● **STATED EXERCISE**
Track down every line below that holds "questions" and copy it.

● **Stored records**
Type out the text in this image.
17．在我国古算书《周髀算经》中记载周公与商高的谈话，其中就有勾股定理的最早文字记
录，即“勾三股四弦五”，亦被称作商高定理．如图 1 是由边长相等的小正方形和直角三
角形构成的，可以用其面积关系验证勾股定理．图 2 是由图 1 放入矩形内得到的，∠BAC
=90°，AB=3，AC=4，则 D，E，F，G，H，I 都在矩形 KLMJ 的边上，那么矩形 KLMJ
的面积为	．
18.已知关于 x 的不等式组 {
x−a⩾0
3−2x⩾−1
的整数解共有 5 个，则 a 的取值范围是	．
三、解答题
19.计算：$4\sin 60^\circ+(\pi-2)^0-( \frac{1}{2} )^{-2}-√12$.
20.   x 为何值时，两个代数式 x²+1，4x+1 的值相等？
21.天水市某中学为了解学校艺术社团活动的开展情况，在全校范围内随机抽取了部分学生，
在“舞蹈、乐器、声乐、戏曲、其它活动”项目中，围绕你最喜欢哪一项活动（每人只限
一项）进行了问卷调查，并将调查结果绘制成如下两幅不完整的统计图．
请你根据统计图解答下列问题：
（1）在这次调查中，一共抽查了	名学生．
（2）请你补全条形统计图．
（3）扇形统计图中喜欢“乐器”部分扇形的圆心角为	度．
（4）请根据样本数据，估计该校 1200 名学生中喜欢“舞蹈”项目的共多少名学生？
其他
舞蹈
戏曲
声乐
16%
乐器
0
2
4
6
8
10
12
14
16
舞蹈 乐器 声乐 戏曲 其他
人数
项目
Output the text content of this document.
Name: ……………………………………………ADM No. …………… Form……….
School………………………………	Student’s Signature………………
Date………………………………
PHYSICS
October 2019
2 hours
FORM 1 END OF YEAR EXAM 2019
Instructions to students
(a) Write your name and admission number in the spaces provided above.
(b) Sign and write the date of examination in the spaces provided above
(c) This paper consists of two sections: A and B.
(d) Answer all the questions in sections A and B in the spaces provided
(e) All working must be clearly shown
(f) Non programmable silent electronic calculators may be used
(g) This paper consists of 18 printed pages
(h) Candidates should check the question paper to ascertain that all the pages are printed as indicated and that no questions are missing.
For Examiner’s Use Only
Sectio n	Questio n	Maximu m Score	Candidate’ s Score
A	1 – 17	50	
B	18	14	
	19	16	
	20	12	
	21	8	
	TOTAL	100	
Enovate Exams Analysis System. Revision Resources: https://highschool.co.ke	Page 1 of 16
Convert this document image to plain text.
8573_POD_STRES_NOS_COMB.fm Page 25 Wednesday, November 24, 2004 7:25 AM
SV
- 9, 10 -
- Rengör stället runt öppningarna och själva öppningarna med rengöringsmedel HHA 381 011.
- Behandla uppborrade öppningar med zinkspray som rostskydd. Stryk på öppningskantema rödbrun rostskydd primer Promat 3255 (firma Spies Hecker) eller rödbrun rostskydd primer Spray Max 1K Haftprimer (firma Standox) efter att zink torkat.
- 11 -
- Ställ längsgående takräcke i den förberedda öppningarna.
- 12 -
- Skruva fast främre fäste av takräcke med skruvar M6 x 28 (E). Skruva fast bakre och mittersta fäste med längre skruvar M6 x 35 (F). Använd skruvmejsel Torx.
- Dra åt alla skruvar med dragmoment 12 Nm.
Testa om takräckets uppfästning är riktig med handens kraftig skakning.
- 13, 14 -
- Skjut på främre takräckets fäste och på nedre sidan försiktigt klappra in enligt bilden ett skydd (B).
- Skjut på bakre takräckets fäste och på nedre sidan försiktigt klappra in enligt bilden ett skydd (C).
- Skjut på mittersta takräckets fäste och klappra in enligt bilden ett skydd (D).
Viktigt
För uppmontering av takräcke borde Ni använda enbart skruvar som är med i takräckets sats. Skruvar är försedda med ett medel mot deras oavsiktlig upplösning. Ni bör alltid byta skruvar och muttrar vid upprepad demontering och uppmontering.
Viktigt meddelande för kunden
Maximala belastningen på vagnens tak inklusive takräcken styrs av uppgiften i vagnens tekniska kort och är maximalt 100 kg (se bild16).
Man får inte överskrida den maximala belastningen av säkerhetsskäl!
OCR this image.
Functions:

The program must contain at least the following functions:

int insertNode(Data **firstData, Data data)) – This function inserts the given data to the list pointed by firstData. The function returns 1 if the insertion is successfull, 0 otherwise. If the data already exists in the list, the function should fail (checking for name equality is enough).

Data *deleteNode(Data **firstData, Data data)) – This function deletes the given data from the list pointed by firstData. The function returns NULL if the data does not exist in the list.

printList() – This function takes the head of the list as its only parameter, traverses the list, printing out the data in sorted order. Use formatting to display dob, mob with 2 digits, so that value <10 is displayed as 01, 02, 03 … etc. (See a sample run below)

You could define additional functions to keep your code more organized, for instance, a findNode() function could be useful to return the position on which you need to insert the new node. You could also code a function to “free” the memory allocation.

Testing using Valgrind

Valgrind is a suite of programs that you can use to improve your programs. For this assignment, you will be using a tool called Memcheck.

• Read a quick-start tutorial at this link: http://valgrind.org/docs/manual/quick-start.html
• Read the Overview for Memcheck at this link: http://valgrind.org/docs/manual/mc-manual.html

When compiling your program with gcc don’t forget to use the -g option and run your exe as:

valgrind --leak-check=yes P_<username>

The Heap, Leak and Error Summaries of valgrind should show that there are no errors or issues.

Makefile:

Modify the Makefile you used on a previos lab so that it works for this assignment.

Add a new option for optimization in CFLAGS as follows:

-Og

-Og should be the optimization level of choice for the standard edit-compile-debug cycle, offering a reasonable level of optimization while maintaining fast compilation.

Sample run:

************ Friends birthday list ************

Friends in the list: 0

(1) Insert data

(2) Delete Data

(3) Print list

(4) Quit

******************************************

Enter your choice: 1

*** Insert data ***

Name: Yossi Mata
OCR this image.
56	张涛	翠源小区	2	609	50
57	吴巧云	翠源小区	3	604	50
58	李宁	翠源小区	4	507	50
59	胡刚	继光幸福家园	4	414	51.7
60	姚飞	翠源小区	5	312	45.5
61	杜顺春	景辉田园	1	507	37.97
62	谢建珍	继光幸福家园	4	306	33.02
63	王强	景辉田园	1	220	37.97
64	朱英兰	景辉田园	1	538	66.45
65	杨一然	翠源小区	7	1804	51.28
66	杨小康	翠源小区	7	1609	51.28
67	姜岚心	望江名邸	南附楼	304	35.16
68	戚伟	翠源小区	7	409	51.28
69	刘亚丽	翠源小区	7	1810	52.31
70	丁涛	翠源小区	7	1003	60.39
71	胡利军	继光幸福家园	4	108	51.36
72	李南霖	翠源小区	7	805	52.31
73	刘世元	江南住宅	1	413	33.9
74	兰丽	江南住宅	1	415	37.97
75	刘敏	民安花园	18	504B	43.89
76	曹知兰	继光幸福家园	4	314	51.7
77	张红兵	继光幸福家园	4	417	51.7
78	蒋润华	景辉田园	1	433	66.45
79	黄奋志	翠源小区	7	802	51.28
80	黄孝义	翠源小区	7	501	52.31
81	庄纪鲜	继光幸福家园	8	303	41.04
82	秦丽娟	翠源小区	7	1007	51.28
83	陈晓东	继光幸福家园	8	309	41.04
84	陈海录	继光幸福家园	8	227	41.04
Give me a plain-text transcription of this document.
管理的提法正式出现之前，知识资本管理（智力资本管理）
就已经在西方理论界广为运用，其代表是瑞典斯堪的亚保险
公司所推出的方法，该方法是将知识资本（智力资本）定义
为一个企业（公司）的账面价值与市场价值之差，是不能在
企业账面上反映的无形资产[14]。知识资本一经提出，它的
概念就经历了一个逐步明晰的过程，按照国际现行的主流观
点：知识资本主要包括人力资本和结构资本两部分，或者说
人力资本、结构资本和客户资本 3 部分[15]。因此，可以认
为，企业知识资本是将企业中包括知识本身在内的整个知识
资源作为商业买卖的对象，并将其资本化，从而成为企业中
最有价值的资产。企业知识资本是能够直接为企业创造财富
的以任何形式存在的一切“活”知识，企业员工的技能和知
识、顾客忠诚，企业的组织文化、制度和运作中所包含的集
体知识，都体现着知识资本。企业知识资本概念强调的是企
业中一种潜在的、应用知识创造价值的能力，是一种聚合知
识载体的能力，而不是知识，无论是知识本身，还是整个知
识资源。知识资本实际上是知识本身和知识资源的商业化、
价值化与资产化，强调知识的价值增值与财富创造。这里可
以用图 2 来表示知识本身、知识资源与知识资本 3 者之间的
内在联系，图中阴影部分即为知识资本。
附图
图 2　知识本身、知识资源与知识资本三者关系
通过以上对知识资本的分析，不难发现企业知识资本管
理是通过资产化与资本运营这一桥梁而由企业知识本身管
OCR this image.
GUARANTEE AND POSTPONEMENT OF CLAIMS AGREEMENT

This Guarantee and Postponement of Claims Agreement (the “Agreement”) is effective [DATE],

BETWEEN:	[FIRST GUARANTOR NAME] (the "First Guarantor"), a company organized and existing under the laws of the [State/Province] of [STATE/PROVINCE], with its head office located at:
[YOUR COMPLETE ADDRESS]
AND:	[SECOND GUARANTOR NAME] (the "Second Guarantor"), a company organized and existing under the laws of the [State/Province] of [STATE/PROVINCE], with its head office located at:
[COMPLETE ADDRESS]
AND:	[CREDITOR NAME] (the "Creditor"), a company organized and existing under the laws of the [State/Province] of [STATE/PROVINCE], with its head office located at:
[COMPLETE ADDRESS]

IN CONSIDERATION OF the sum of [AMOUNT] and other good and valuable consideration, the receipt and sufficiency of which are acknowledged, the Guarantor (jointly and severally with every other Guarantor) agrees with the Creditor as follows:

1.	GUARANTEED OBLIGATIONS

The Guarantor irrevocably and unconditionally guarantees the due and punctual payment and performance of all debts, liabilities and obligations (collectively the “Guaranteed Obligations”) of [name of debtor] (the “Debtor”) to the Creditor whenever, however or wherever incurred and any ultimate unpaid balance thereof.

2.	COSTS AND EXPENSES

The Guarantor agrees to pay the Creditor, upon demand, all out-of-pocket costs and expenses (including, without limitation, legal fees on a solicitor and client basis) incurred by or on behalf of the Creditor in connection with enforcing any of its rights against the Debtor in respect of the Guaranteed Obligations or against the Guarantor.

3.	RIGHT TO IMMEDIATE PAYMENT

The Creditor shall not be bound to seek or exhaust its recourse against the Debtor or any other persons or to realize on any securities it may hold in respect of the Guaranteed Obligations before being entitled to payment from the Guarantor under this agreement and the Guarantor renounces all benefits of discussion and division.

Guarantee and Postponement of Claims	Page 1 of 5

● **EXERCISE RESPONSE**
(d) Answer all the questions in sections A and B in the spaces provided
(h) Candidates should check the question paper to ascertain that all the pages are printed as indicated and that no questions are missing.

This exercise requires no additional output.